'''

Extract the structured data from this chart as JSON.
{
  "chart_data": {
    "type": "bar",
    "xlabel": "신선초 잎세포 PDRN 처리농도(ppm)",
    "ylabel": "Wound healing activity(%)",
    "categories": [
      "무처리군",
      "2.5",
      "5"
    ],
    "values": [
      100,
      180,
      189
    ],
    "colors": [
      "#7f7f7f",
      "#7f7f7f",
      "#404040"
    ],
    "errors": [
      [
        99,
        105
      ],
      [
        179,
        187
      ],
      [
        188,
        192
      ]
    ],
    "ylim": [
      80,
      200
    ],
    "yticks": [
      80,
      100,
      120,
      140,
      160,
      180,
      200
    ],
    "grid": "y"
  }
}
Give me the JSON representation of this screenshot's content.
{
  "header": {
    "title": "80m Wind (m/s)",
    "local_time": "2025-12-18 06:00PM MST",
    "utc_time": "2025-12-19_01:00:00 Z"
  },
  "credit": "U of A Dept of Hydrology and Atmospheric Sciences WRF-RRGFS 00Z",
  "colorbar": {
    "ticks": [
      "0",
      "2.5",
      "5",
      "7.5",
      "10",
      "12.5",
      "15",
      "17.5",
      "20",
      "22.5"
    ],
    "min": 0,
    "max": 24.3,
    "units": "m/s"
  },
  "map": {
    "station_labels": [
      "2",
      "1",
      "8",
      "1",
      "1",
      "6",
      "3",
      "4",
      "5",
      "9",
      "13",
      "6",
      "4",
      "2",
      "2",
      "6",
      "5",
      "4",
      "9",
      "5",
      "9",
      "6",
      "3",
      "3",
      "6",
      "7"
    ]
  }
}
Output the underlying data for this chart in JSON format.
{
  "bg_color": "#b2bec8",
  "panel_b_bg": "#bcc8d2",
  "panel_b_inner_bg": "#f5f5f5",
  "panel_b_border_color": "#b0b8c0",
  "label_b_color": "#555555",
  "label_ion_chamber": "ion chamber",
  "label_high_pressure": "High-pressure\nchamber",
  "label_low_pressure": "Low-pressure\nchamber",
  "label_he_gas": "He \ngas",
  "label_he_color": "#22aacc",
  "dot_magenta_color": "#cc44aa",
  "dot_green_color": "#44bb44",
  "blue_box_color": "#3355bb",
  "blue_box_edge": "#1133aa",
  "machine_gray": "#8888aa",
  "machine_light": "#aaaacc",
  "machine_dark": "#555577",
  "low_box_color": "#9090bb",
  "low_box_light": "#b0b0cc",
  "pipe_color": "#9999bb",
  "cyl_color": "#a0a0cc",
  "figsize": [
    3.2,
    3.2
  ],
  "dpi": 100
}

'''

◆ STATED TASK: Starting with the line that contains "Output the underlying", print each line through the last one in the listing. Include both end lines and add nothing.

◆ THE RESULT:
Output the underlying data for this chart in JSON format.
{
  "bg_color": "#b2bec8",
  "panel_b_bg": "#bcc8d2",
  "panel_b_inner_bg": "#f5f5f5",
  "panel_b_border_color": "#b0b8c0",
  "label_b_color": "#555555",
  "label_ion_chamber": "ion chamber",
  "label_high_pressure": "High-pressure\nchamber",
  "label_low_pressure": "Low-pressure\nchamber",
  "label_he_gas": "He \ngas",
  "label_he_color": "#22aacc",
  "dot_magenta_color": "#cc44aa",
  "dot_green_color": "#44bb44",
  "blue_box_color": "#3355bb",
  "blue_box_edge": "#1133aa",
  "machine_gray": "#8888aa",
  "machine_light": "#aaaacc",
  "machine_dark": "#555577",
  "low_box_color": "#9090bb",
  "low_box_light": "#b0b0cc",
  "pipe_color": "#9999bb",
  "cyl_color": "#a0a0cc",
  "figsize": [
    3.2,
    3.2
  ],
  "dpi": 100
}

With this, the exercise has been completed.